◆ GIVEN TASK
Count lines holding the string "from" in the data that follows. Reply with one number only.

◆ AVAILABLE DATA
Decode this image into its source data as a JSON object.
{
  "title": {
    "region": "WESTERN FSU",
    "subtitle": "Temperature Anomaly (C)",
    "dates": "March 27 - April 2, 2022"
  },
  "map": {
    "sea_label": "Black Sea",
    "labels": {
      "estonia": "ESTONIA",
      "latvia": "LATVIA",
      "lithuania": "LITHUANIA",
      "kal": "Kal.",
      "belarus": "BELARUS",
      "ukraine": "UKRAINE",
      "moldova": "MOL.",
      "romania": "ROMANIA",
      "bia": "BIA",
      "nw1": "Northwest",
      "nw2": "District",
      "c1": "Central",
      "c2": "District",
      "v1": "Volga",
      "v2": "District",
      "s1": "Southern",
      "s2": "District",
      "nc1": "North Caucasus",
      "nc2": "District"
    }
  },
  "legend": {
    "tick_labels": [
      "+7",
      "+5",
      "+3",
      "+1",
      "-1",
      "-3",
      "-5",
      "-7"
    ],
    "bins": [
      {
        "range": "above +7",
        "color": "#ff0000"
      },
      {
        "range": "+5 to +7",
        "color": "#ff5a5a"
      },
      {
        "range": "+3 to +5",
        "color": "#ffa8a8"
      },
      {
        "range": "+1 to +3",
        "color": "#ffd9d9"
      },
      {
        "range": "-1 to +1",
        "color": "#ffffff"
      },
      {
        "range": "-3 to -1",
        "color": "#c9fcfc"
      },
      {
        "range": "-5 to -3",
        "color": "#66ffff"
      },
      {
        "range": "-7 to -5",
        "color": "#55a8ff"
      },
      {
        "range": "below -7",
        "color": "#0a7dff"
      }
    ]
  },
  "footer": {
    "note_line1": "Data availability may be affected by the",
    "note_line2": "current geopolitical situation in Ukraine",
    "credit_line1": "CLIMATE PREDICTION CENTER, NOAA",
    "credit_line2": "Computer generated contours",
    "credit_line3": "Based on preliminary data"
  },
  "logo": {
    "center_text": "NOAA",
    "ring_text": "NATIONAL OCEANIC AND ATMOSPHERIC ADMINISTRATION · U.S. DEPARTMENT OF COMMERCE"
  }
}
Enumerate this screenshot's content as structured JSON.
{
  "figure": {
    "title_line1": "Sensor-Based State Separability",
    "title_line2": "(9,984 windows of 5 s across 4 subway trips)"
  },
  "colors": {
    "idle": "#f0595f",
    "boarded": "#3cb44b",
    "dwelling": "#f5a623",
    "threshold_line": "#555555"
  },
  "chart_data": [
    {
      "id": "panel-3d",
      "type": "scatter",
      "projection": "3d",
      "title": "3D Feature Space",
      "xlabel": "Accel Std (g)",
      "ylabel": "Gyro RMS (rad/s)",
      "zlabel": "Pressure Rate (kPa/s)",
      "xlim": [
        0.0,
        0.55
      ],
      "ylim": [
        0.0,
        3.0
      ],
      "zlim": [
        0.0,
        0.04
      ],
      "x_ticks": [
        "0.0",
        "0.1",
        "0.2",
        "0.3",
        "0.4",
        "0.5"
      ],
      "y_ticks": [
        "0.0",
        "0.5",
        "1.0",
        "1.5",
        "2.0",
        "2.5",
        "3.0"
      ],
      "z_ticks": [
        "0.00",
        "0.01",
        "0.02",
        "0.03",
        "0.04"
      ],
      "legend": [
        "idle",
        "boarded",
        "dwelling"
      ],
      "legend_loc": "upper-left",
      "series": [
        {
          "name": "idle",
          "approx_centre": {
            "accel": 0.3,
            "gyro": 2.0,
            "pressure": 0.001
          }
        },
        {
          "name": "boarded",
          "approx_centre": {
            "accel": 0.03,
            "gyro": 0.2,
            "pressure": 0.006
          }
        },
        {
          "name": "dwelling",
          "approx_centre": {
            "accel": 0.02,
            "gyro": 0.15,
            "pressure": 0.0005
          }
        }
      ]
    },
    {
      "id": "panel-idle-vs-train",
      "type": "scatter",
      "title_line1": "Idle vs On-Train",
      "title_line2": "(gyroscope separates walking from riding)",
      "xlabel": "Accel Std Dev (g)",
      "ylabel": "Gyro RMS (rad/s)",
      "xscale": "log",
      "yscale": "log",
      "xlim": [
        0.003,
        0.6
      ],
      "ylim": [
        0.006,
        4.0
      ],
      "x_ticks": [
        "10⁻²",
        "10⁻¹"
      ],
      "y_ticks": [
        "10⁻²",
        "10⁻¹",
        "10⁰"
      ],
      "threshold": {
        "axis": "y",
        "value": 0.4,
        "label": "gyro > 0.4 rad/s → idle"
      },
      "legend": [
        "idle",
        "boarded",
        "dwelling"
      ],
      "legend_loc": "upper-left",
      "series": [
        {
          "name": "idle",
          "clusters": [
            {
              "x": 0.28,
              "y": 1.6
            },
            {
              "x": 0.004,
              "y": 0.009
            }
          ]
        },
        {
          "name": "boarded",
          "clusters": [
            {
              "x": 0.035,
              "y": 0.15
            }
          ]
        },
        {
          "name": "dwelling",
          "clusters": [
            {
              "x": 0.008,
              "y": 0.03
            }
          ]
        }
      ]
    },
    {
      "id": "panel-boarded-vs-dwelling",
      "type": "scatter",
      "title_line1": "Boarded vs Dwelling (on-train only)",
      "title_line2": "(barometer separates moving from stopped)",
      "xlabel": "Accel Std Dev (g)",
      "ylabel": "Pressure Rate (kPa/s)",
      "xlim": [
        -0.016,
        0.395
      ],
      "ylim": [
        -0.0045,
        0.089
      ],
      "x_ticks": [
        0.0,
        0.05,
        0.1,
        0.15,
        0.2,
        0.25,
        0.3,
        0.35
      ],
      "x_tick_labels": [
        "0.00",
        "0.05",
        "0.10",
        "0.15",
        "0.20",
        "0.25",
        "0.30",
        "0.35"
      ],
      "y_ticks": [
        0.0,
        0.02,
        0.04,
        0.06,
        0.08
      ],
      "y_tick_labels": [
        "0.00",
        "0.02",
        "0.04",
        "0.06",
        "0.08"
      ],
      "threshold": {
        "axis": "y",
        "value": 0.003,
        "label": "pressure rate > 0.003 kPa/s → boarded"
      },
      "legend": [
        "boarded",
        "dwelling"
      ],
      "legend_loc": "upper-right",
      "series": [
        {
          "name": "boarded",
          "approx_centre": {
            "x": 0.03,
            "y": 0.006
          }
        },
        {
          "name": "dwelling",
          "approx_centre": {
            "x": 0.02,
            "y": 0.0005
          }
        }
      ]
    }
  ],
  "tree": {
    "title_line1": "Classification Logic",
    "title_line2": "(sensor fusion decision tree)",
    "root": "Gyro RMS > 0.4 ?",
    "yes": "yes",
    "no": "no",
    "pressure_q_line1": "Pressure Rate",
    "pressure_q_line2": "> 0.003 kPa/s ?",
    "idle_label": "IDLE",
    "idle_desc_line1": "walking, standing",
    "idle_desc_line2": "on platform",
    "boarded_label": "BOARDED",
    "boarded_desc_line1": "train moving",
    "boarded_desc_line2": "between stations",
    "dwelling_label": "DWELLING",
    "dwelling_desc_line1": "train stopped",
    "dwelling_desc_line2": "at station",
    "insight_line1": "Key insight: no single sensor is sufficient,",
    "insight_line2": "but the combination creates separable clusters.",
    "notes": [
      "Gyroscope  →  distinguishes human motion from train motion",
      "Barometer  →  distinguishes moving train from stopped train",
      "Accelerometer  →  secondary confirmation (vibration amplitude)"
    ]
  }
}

◆ FULL SOLUTION
4